(Data entries)
— start —

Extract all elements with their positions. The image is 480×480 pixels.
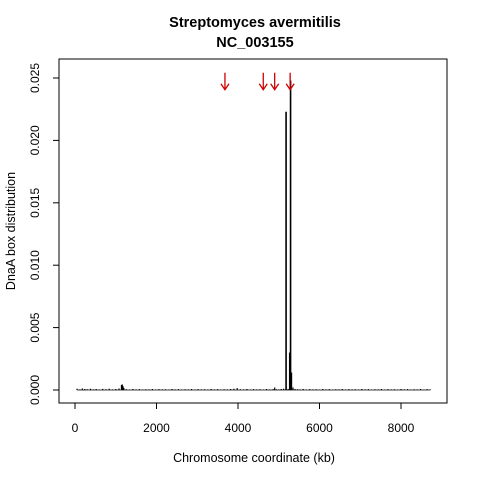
y-tick-label: 0.000 — [28, 375, 42, 405]
x-axis-label: Chromosome coordinate (kb) — [173, 451, 335, 465]
y-tick-label: 0.020 — [28, 125, 42, 155]
y-tick-label: 0.015 — [28, 187, 42, 217]
x-axis: 0 2000 4000 6000 8000 — [72, 402, 415, 435]
y-axis-label: DnaA box distribution — [4, 172, 18, 290]
arrow-marker — [220, 72, 230, 91]
arrow-marker — [285, 72, 295, 91]
x-tick-label: 6000 — [306, 421, 333, 435]
y-axis: 0.000 0.005 0.010 0.015 0.020 0.025 — [28, 63, 60, 405]
chart-subtitle: NC_003155 — [216, 35, 293, 51]
chart-title: Streptomyces avermitilis — [169, 15, 341, 31]
bars-group — [76, 80, 431, 391]
arrow-marker — [258, 72, 268, 91]
x-tick-label: 2000 — [143, 421, 170, 435]
arrow-marker — [270, 72, 280, 91]
x-tick-label: 0 — [72, 421, 79, 435]
annotation-arrows — [220, 72, 295, 91]
y-tick-label: 0.005 — [28, 312, 42, 342]
x-tick-label: 4000 — [225, 421, 252, 435]
y-tick-label: 0.025 — [28, 63, 42, 93]
y-tick-label: 0.010 — [28, 250, 42, 280]
x-tick-label: 8000 — [388, 421, 415, 435]
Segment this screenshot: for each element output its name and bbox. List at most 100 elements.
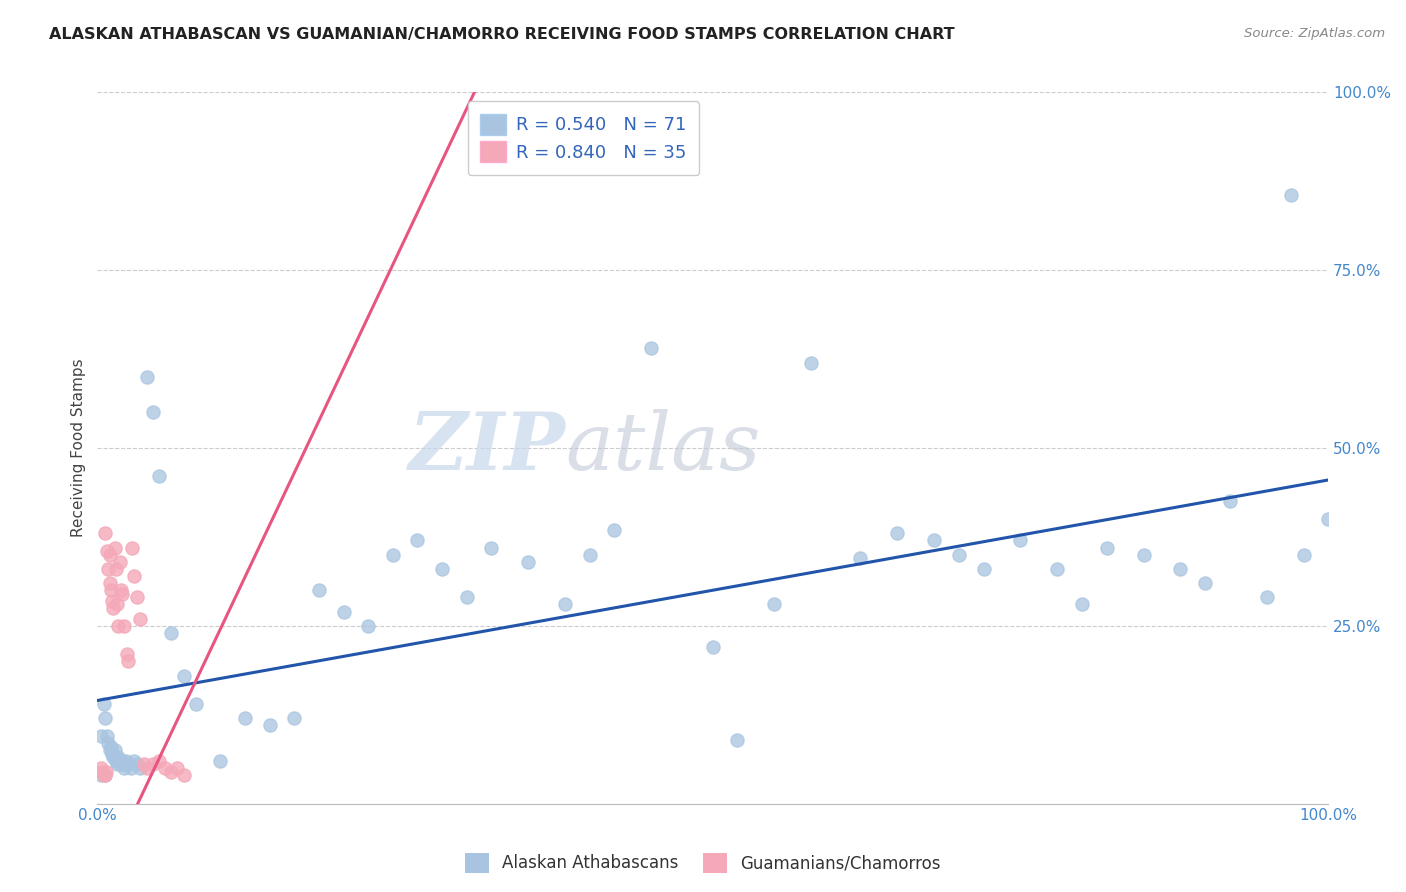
Text: ZIP: ZIP (408, 409, 565, 487)
Point (849, 551, 872, 566)
Point (479, 541, 502, 555)
Point (100, 583, 122, 598)
Point (125, 591, 148, 605)
Point (148, 754, 170, 768)
Point (103, 601, 125, 615)
Point (98, 576, 121, 591)
Point (886, 526, 908, 541)
Point (93, 768, 115, 782)
Point (96, 544, 118, 558)
Point (160, 764, 183, 779)
Point (120, 761, 142, 775)
Point (332, 605, 354, 619)
Point (124, 569, 146, 583)
Point (115, 757, 138, 772)
Point (121, 541, 143, 555)
Point (1317, 512, 1340, 526)
Point (97, 736, 120, 750)
Point (112, 761, 135, 775)
Point (111, 754, 134, 768)
Point (233, 711, 256, 725)
Legend: R = 0.540   N = 71, R = 0.840   N = 35: R = 0.540 N = 71, R = 0.840 N = 35 (468, 102, 699, 175)
Point (93, 526, 115, 541)
Point (124, 754, 146, 768)
Point (153, 761, 176, 775)
Point (173, 668, 195, 682)
Point (135, 369, 157, 384)
Point (1170, 562, 1192, 576)
Point (1010, 533, 1032, 548)
Point (117, 757, 139, 772)
Point (308, 583, 330, 598)
Point (283, 711, 305, 725)
Point (166, 761, 188, 775)
Point (142, 405, 165, 419)
Text: ALASKAN ATHABASCAN VS GUAMANIAN/CHAMORRO RECEIVING FOOD STAMPS CORRELATION CHART: ALASKAN ATHABASCAN VS GUAMANIAN/CHAMORRO… (49, 27, 955, 42)
Point (93, 711, 115, 725)
Point (135, 761, 157, 775)
Point (973, 562, 995, 576)
Point (108, 555, 131, 569)
Point (184, 697, 207, 711)
Point (578, 548, 600, 562)
Point (98, 548, 121, 562)
Point (112, 619, 135, 633)
Point (381, 548, 404, 562)
Point (702, 640, 724, 654)
Point (101, 594, 124, 608)
Point (111, 587, 134, 601)
Point (103, 541, 125, 555)
Point (1256, 591, 1278, 605)
Point (110, 757, 132, 772)
Legend: Alaskan Athabascans, Guamanians/Chamorros: Alaskan Athabascans, Guamanians/Chamorro… (458, 847, 948, 880)
Point (922, 533, 945, 548)
Point (101, 747, 124, 761)
Point (1046, 562, 1069, 576)
Point (800, 356, 823, 370)
Point (100, 739, 122, 754)
Point (1219, 494, 1241, 508)
Point (90, 729, 112, 743)
Point (603, 523, 626, 537)
Point (640, 342, 662, 356)
Text: Source: ZipAtlas.com: Source: ZipAtlas.com (1244, 27, 1385, 40)
Point (104, 754, 127, 768)
Point (108, 754, 131, 768)
Point (1292, 548, 1315, 562)
Point (209, 754, 232, 768)
Point (90, 768, 112, 782)
Point (96, 729, 118, 743)
Point (763, 598, 786, 612)
Point (1279, 188, 1302, 202)
Point (107, 750, 129, 764)
Point (94, 764, 117, 779)
Point (173, 768, 195, 782)
Point (97, 562, 120, 576)
Point (142, 757, 165, 772)
Point (129, 612, 152, 626)
Point (134, 757, 156, 772)
Text: atlas: atlas (565, 409, 761, 487)
Point (114, 754, 136, 768)
Point (1132, 548, 1154, 562)
Point (148, 469, 170, 483)
Point (110, 583, 132, 598)
Point (112, 757, 135, 772)
Y-axis label: Receiving Food Stamps: Receiving Food Stamps (72, 359, 86, 537)
Point (115, 647, 138, 661)
Point (107, 619, 129, 633)
Point (103, 750, 125, 764)
Point (93, 768, 115, 782)
Point (117, 654, 139, 668)
Point (1194, 576, 1216, 591)
Point (104, 562, 127, 576)
Point (948, 548, 970, 562)
Point (93, 697, 115, 711)
Point (125, 757, 148, 772)
Point (129, 761, 152, 775)
Point (406, 533, 429, 548)
Point (1071, 598, 1094, 612)
Point (90, 761, 112, 775)
Point (456, 591, 478, 605)
Point (725, 732, 748, 747)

— end —

(What to work on) Can you copy out the whole listing above word for word, leaving out the pictures?

(Completed task)
Extract all elements with their positions. The image is 480×480 pixels.
y-tick-label: 0.000 — [28, 375, 42, 405]
x-axis-label: Chromosome coordinate (kb) — [173, 451, 335, 465]
y-tick-label: 0.020 — [28, 125, 42, 155]
y-tick-label: 0.015 — [28, 187, 42, 217]
x-axis: 0 2000 4000 6000 8000 — [72, 402, 415, 435]
y-axis-label: DnaA box distribution — [4, 172, 18, 290]
arrow-marker — [220, 72, 230, 91]
arrow-marker — [285, 72, 295, 91]
x-tick-label: 6000 — [306, 421, 333, 435]
y-axis: 0.000 0.005 0.010 0.015 0.020 0.025 — [28, 63, 60, 405]
chart-subtitle: NC_003155 — [216, 35, 293, 51]
chart-title: Streptomyces avermitilis — [169, 15, 341, 31]
bars-group — [76, 80, 431, 391]
arrow-marker — [258, 72, 268, 91]
x-tick-label: 2000 — [143, 421, 170, 435]
arrow-marker — [270, 72, 280, 91]
x-tick-label: 0 — [72, 421, 79, 435]
annotation-arrows — [220, 72, 295, 91]
y-tick-label: 0.005 — [28, 312, 42, 342]
x-tick-label: 4000 — [225, 421, 252, 435]
y-tick-label: 0.025 — [28, 63, 42, 93]
y-tick-label: 0.010 — [28, 250, 42, 280]
x-tick-label: 8000 — [388, 421, 415, 435]
Segment this screenshot: for each element output its name and bbox. List at most 100 elements.
Text: ZIP: ZIP (408, 409, 565, 487)
Point (849, 551, 872, 566)
Point (479, 541, 502, 555)
Point (100, 583, 122, 598)
Point (125, 591, 148, 605)
Point (148, 754, 170, 768)
Point (103, 601, 125, 615)
Point (98, 576, 121, 591)
Point (886, 526, 908, 541)
Point (93, 768, 115, 782)
Point (96, 544, 118, 558)
Point (160, 764, 183, 779)
Point (120, 761, 142, 775)
Point (332, 605, 354, 619)
Point (124, 569, 146, 583)
Point (115, 757, 138, 772)
Point (121, 541, 143, 555)
Point (1317, 512, 1340, 526)
Point (97, 736, 120, 750)
Point (112, 761, 135, 775)
Point (111, 754, 134, 768)
Point (233, 711, 256, 725)
Legend: R = 0.540   N = 71, R = 0.840   N = 35: R = 0.540 N = 71, R = 0.840 N = 35 (468, 102, 699, 175)
Point (93, 526, 115, 541)
Point (124, 754, 146, 768)
Point (153, 761, 176, 775)
Point (173, 668, 195, 682)
Point (135, 369, 157, 384)
Point (1170, 562, 1192, 576)
Point (1010, 533, 1032, 548)
Point (117, 757, 139, 772)
Point (308, 583, 330, 598)
Point (283, 711, 305, 725)
Point (166, 761, 188, 775)
Point (142, 405, 165, 419)
Text: ALASKAN ATHABASCAN VS GUAMANIAN/CHAMORRO RECEIVING FOOD STAMPS CORRELATION CHART: ALASKAN ATHABASCAN VS GUAMANIAN/CHAMORRO… (49, 27, 955, 42)
Point (93, 711, 115, 725)
Point (135, 761, 157, 775)
Point (973, 562, 995, 576)
Point (108, 555, 131, 569)
Point (184, 697, 207, 711)
Point (578, 548, 600, 562)
Point (98, 548, 121, 562)
Point (112, 619, 135, 633)
Point (381, 548, 404, 562)
Point (702, 640, 724, 654)
Point (101, 594, 124, 608)
Point (111, 587, 134, 601)
Point (103, 541, 125, 555)
Point (1256, 591, 1278, 605)
Point (110, 757, 132, 772)
Legend: Alaskan Athabascans, Guamanians/Chamorros: Alaskan Athabascans, Guamanians/Chamorro… (458, 847, 948, 880)
Point (922, 533, 945, 548)
Point (101, 747, 124, 761)
Point (1046, 562, 1069, 576)
Point (800, 356, 823, 370)
Point (100, 739, 122, 754)
Point (1219, 494, 1241, 508)
Point (90, 729, 112, 743)
Point (603, 523, 626, 537)
Point (640, 342, 662, 356)
Text: Source: ZipAtlas.com: Source: ZipAtlas.com (1244, 27, 1385, 40)
Point (104, 754, 127, 768)
Point (108, 754, 131, 768)
Point (1292, 548, 1315, 562)
Point (209, 754, 232, 768)
Point (90, 768, 112, 782)
Point (96, 729, 118, 743)
Point (763, 598, 786, 612)
Point (1279, 188, 1302, 202)
Point (107, 750, 129, 764)
Point (94, 764, 117, 779)
Point (173, 768, 195, 782)
Point (97, 562, 120, 576)
Point (142, 757, 165, 772)
Point (129, 612, 152, 626)
Point (134, 757, 156, 772)
Text: atlas: atlas (565, 409, 761, 487)
Point (114, 754, 136, 768)
Point (1132, 548, 1154, 562)
Point (148, 469, 170, 483)
Point (110, 583, 132, 598)
Point (112, 757, 135, 772)
Y-axis label: Receiving Food Stamps: Receiving Food Stamps (72, 359, 86, 537)
Point (115, 647, 138, 661)
Point (107, 619, 129, 633)
Point (103, 750, 125, 764)
Point (93, 768, 115, 782)
Point (117, 654, 139, 668)
Point (1194, 576, 1216, 591)
Point (104, 562, 127, 576)
Point (948, 548, 970, 562)
Point (93, 697, 115, 711)
Point (125, 757, 148, 772)
Point (129, 761, 152, 775)
Point (406, 533, 429, 548)
Point (1071, 598, 1094, 612)
Point (90, 761, 112, 775)
Point (456, 591, 478, 605)
Point (725, 732, 748, 747)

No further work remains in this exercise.